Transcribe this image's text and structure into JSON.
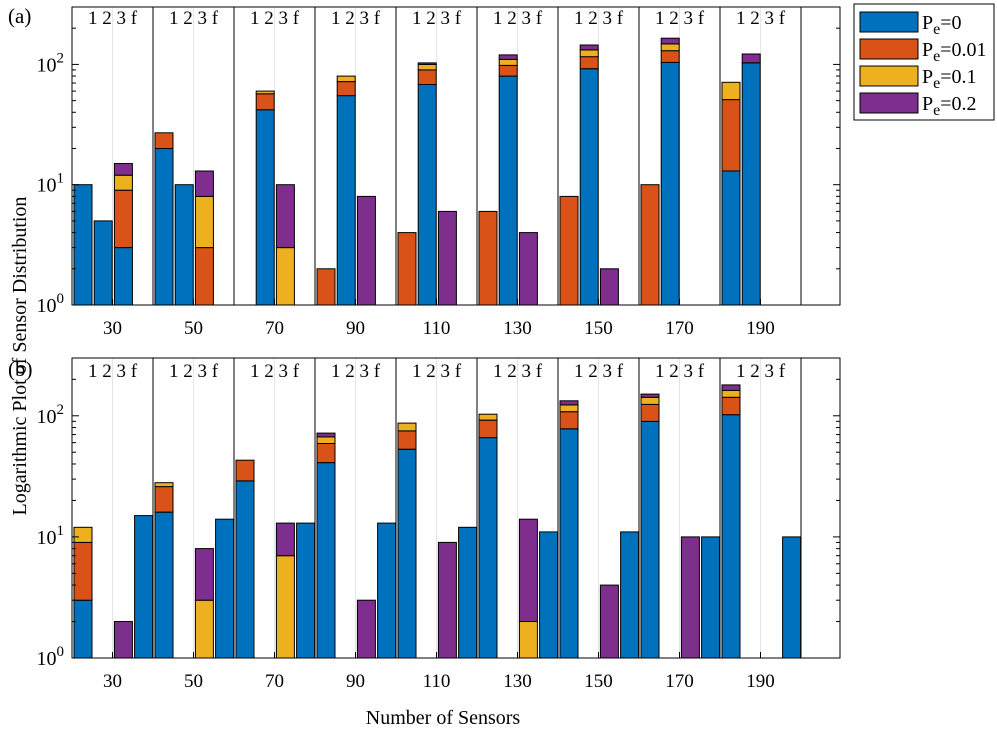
{
  "chart_data": {
    "type": "bar",
    "subtype": "stacked-grouped-log",
    "xlabel": "Number of Sensors",
    "ylabel": "Logarithmic Plot of Sensor Distribution",
    "yscale": "log",
    "ylim": [
      1,
      300
    ],
    "ytick_bases": [
      "10",
      "10",
      "10"
    ],
    "ytick_exponents": [
      "0",
      "1",
      "2"
    ],
    "categories": [
      "30",
      "50",
      "70",
      "90",
      "110",
      "130",
      "150",
      "170",
      "190"
    ],
    "slot_labels": [
      "1",
      "2",
      "3",
      "f"
    ],
    "series_names": [
      "Pe=0",
      "Pe=0.01",
      "Pe=0.1",
      "Pe=0.2"
    ],
    "legend": {
      "location": "top-right-outside",
      "entries": [
        {
          "base": "P",
          "sub": "e",
          "suffix": "=0",
          "color": "#0072BD"
        },
        {
          "base": "P",
          "sub": "e",
          "suffix": "=0.01",
          "color": "#D95319"
        },
        {
          "base": "P",
          "sub": "e",
          "suffix": "=0.1",
          "color": "#EDB120"
        },
        {
          "base": "P",
          "sub": "e",
          "suffix": "=0.2",
          "color": "#7E2F8E"
        }
      ]
    },
    "panels": [
      {
        "label": "(a)",
        "groups": [
          [
            [
              10,
              0,
              0,
              0
            ],
            [
              5,
              0,
              0,
              0
            ],
            [
              3,
              6,
              3,
              3
            ],
            [
              0,
              0,
              0,
              0
            ]
          ],
          [
            [
              20,
              7,
              0,
              0
            ],
            [
              10,
              0,
              0,
              0
            ],
            [
              0,
              3,
              5,
              5
            ],
            [
              0,
              0,
              0,
              0
            ]
          ],
          [
            [
              0,
              0,
              0,
              0
            ],
            [
              42,
              15,
              3,
              0
            ],
            [
              0,
              0,
              3,
              7
            ],
            [
              0,
              0,
              0,
              0
            ]
          ],
          [
            [
              0,
              2,
              0,
              0
            ],
            [
              55,
              17,
              8,
              0
            ],
            [
              0,
              0,
              0,
              8
            ],
            [
              0,
              0,
              0,
              0
            ]
          ],
          [
            [
              0,
              4,
              0,
              0
            ],
            [
              68,
              22,
              10,
              3
            ],
            [
              0,
              0,
              0,
              6
            ],
            [
              0,
              0,
              0,
              0
            ]
          ],
          [
            [
              0,
              6,
              0,
              0
            ],
            [
              80,
              18,
              12,
              10
            ],
            [
              0,
              0,
              0,
              4
            ],
            [
              0,
              0,
              0,
              0
            ]
          ],
          [
            [
              0,
              8,
              0,
              0
            ],
            [
              92,
              24,
              16,
              13
            ],
            [
              0,
              0,
              0,
              2
            ],
            [
              0,
              0,
              0,
              0
            ]
          ],
          [
            [
              0,
              10,
              0,
              0
            ],
            [
              104,
              26,
              18,
              17
            ],
            [
              0,
              0,
              0,
              0
            ],
            [
              0,
              0,
              0,
              0
            ]
          ],
          [
            [
              13,
              38,
              20,
              0
            ],
            [
              103,
              0,
              0,
              19
            ],
            [
              0,
              0,
              0,
              0
            ],
            [
              0,
              0,
              0,
              0
            ]
          ]
        ]
      },
      {
        "label": "(b)",
        "groups": [
          [
            [
              3,
              6,
              3,
              0
            ],
            [
              0,
              0,
              0,
              0
            ],
            [
              0,
              0,
              0,
              2
            ],
            [
              15,
              0,
              0,
              0
            ]
          ],
          [
            [
              16,
              10,
              2,
              0
            ],
            [
              0,
              0,
              0,
              0
            ],
            [
              0,
              0,
              3,
              5
            ],
            [
              14,
              0,
              0,
              0
            ]
          ],
          [
            [
              29,
              14,
              0,
              0
            ],
            [
              0,
              0,
              0,
              0
            ],
            [
              0,
              0,
              7,
              6
            ],
            [
              13,
              0,
              0,
              0
            ]
          ],
          [
            [
              41,
              18,
              8,
              5
            ],
            [
              0,
              0,
              0,
              0
            ],
            [
              0,
              0,
              0,
              3
            ],
            [
              13,
              0,
              0,
              0
            ]
          ],
          [
            [
              53,
              22,
              12,
              0
            ],
            [
              0,
              0,
              0,
              0
            ],
            [
              0,
              0,
              0,
              9
            ],
            [
              12,
              0,
              0,
              0
            ]
          ],
          [
            [
              66,
              26,
              11,
              0
            ],
            [
              0,
              0,
              0,
              0
            ],
            [
              0,
              0,
              2,
              12
            ],
            [
              11,
              0,
              0,
              0
            ]
          ],
          [
            [
              78,
              30,
              15,
              10
            ],
            [
              0,
              0,
              0,
              0
            ],
            [
              0,
              0,
              0,
              4
            ],
            [
              11,
              0,
              0,
              0
            ]
          ],
          [
            [
              90,
              34,
              18,
              9
            ],
            [
              0,
              0,
              0,
              0
            ],
            [
              0,
              0,
              0,
              10
            ],
            [
              10,
              0,
              0,
              0
            ]
          ],
          [
            [
              102,
              40,
              20,
              18
            ],
            [
              0,
              0,
              0,
              0
            ],
            [
              0,
              0,
              0,
              0
            ],
            [
              10,
              0,
              0,
              0
            ]
          ]
        ]
      }
    ]
  }
}
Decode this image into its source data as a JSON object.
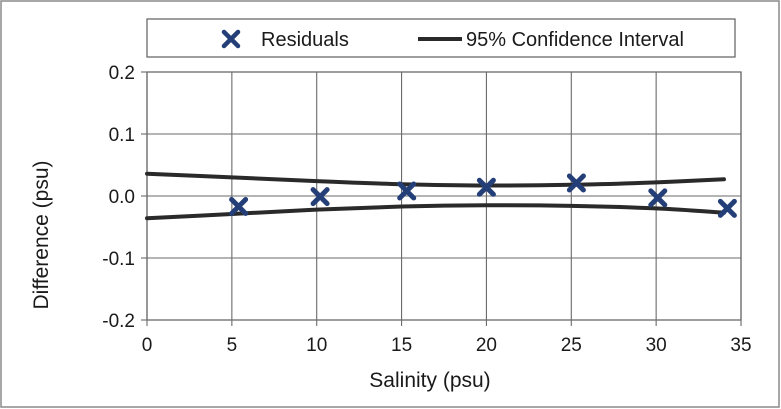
{
  "chart_data": {
    "type": "scatter",
    "title": "",
    "xlabel": "Salinity (psu)",
    "ylabel": "Difference (psu)",
    "xlim": [
      0,
      35
    ],
    "ylim": [
      -0.2,
      0.2
    ],
    "x_ticks": [
      "0",
      "5",
      "10",
      "15",
      "20",
      "25",
      "30",
      "35"
    ],
    "y_ticks": [
      "0.2",
      "0.1",
      "0.0",
      "-0.1",
      "-0.2"
    ],
    "grid": true,
    "legend_position": "top",
    "series": [
      {
        "name": "Residuals",
        "kind": "scatter",
        "marker": "x",
        "color": "#243f78",
        "x": [
          5.4,
          10.2,
          15.3,
          20.0,
          25.3,
          30.1,
          34.2
        ],
        "y": [
          -0.017,
          -0.001,
          0.008,
          0.014,
          0.021,
          -0.003,
          -0.02
        ]
      },
      {
        "name": "95% Confidence Interval",
        "kind": "line",
        "color": "#2a2a2a",
        "upper": {
          "x": [
            0,
            5,
            10,
            15,
            20,
            25,
            30,
            34
          ],
          "y": [
            0.036,
            0.03,
            0.024,
            0.019,
            0.017,
            0.018,
            0.022,
            0.027
          ]
        },
        "lower": {
          "x": [
            0,
            5,
            10,
            15,
            20,
            25,
            30,
            34
          ],
          "y": [
            -0.036,
            -0.029,
            -0.022,
            -0.017,
            -0.015,
            -0.016,
            -0.02,
            -0.027
          ]
        }
      }
    ]
  },
  "colors": {
    "grid": "#6a6a6a",
    "border": "#6a6a6a",
    "marker": "#243f78",
    "line": "#2a2a2a"
  }
}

= REQUIREMENT =
Every entry should be returned exactly as written, minus the pictures.

= EXERCISE RESPONSE =
Transcribe this image's text and structure into JSON.
{
  "chart_data": {
    "type": "bar",
    "subtype": "stacked-grouped-log",
    "xlabel": "Number of Sensors",
    "ylabel": "Logarithmic Plot of Sensor Distribution",
    "yscale": "log",
    "ylim": [
      1,
      300
    ],
    "ytick_bases": [
      "10",
      "10",
      "10"
    ],
    "ytick_exponents": [
      "0",
      "1",
      "2"
    ],
    "categories": [
      "30",
      "50",
      "70",
      "90",
      "110",
      "130",
      "150",
      "170",
      "190"
    ],
    "slot_labels": [
      "1",
      "2",
      "3",
      "f"
    ],
    "series_names": [
      "Pe=0",
      "Pe=0.01",
      "Pe=0.1",
      "Pe=0.2"
    ],
    "legend": {
      "location": "top-right-outside",
      "entries": [
        {
          "base": "P",
          "sub": "e",
          "suffix": "=0",
          "color": "#0072BD"
        },
        {
          "base": "P",
          "sub": "e",
          "suffix": "=0.01",
          "color": "#D95319"
        },
        {
          "base": "P",
          "sub": "e",
          "suffix": "=0.1",
          "color": "#EDB120"
        },
        {
          "base": "P",
          "sub": "e",
          "suffix": "=0.2",
          "color": "#7E2F8E"
        }
      ]
    },
    "panels": [
      {
        "label": "(a)",
        "groups": [
          [
            [
              10,
              0,
              0,
              0
            ],
            [
              5,
              0,
              0,
              0
            ],
            [
              3,
              6,
              3,
              3
            ],
            [
              0,
              0,
              0,
              0
            ]
          ],
          [
            [
              20,
              7,
              0,
              0
            ],
            [
              10,
              0,
              0,
              0
            ],
            [
              0,
              3,
              5,
              5
            ],
            [
              0,
              0,
              0,
              0
            ]
          ],
          [
            [
              0,
              0,
              0,
              0
            ],
            [
              42,
              15,
              3,
              0
            ],
            [
              0,
              0,
              3,
              7
            ],
            [
              0,
              0,
              0,
              0
            ]
          ],
          [
            [
              0,
              2,
              0,
              0
            ],
            [
              55,
              17,
              8,
              0
            ],
            [
              0,
              0,
              0,
              8
            ],
            [
              0,
              0,
              0,
              0
            ]
          ],
          [
            [
              0,
              4,
              0,
              0
            ],
            [
              68,
              22,
              10,
              3
            ],
            [
              0,
              0,
              0,
              6
            ],
            [
              0,
              0,
              0,
              0
            ]
          ],
          [
            [
              0,
              6,
              0,
              0
            ],
            [
              80,
              18,
              12,
              10
            ],
            [
              0,
              0,
              0,
              4
            ],
            [
              0,
              0,
              0,
              0
            ]
          ],
          [
            [
              0,
              8,
              0,
              0
            ],
            [
              92,
              24,
              16,
              13
            ],
            [
              0,
              0,
              0,
              2
            ],
            [
              0,
              0,
              0,
              0
            ]
          ],
          [
            [
              0,
              10,
              0,
              0
            ],
            [
              104,
              26,
              18,
              17
            ],
            [
              0,
              0,
              0,
              0
            ],
            [
              0,
              0,
              0,
              0
            ]
          ],
          [
            [
              13,
              38,
              20,
              0
            ],
            [
              103,
              0,
              0,
              19
            ],
            [
              0,
              0,
              0,
              0
            ],
            [
              0,
              0,
              0,
              0
            ]
          ]
        ]
      },
      {
        "label": "(b)",
        "groups": [
          [
            [
              3,
              6,
              3,
              0
            ],
            [
              0,
              0,
              0,
              0
            ],
            [
              0,
              0,
              0,
              2
            ],
            [
              15,
              0,
              0,
              0
            ]
          ],
          [
            [
              16,
              10,
              2,
              0
            ],
            [
              0,
              0,
              0,
              0
            ],
            [
              0,
              0,
              3,
              5
            ],
            [
              14,
              0,
              0,
              0
            ]
          ],
          [
            [
              29,
              14,
              0,
              0
            ],
            [
              0,
              0,
              0,
              0
            ],
            [
              0,
              0,
              7,
              6
            ],
            [
              13,
              0,
              0,
              0
            ]
          ],
          [
            [
              41,
              18,
              8,
              5
            ],
            [
              0,
              0,
              0,
              0
            ],
            [
              0,
              0,
              0,
              3
            ],
            [
              13,
              0,
              0,
              0
            ]
          ],
          [
            [
              53,
              22,
              12,
              0
            ],
            [
              0,
              0,
              0,
              0
            ],
            [
              0,
              0,
              0,
              9
            ],
            [
              12,
              0,
              0,
              0
            ]
          ],
          [
            [
              66,
              26,
              11,
              0
            ],
            [
              0,
              0,
              0,
              0
            ],
            [
              0,
              0,
              2,
              12
            ],
            [
              11,
              0,
              0,
              0
            ]
          ],
          [
            [
              78,
              30,
              15,
              10
            ],
            [
              0,
              0,
              0,
              0
            ],
            [
              0,
              0,
              0,
              4
            ],
            [
              11,
              0,
              0,
              0
            ]
          ],
          [
            [
              90,
              34,
              18,
              9
            ],
            [
              0,
              0,
              0,
              0
            ],
            [
              0,
              0,
              0,
              10
            ],
            [
              10,
              0,
              0,
              0
            ]
          ],
          [
            [
              102,
              40,
              20,
              18
            ],
            [
              0,
              0,
              0,
              0
            ],
            [
              0,
              0,
              0,
              0
            ],
            [
              10,
              0,
              0,
              0
            ]
          ]
        ]
      }
    ]
  }
}
Decode this image into its source data as a JSON object.
{
  "chart_data": {
    "type": "scatter",
    "title": "",
    "xlabel": "Salinity (psu)",
    "ylabel": "Difference (psu)",
    "xlim": [
      0,
      35
    ],
    "ylim": [
      -0.2,
      0.2
    ],
    "x_ticks": [
      "0",
      "5",
      "10",
      "15",
      "20",
      "25",
      "30",
      "35"
    ],
    "y_ticks": [
      "0.2",
      "0.1",
      "0.0",
      "-0.1",
      "-0.2"
    ],
    "grid": true,
    "legend_position": "top",
    "series": [
      {
        "name": "Residuals",
        "kind": "scatter",
        "marker": "x",
        "color": "#243f78",
        "x": [
          5.4,
          10.2,
          15.3,
          20.0,
          25.3,
          30.1,
          34.2
        ],
        "y": [
          -0.017,
          -0.001,
          0.008,
          0.014,
          0.021,
          -0.003,
          -0.02
        ]
      },
      {
        "name": "95% Confidence Interval",
        "kind": "line",
        "color": "#2a2a2a",
        "upper": {
          "x": [
            0,
            5,
            10,
            15,
            20,
            25,
            30,
            34
          ],
          "y": [
            0.036,
            0.03,
            0.024,
            0.019,
            0.017,
            0.018,
            0.022,
            0.027
          ]
        },
        "lower": {
          "x": [
            0,
            5,
            10,
            15,
            20,
            25,
            30,
            34
          ],
          "y": [
            -0.036,
            -0.029,
            -0.022,
            -0.017,
            -0.015,
            -0.016,
            -0.02,
            -0.027
          ]
        }
      }
    ]
  },
  "colors": {
    "grid": "#6a6a6a",
    "border": "#6a6a6a",
    "marker": "#243f78",
    "line": "#2a2a2a"
  }
}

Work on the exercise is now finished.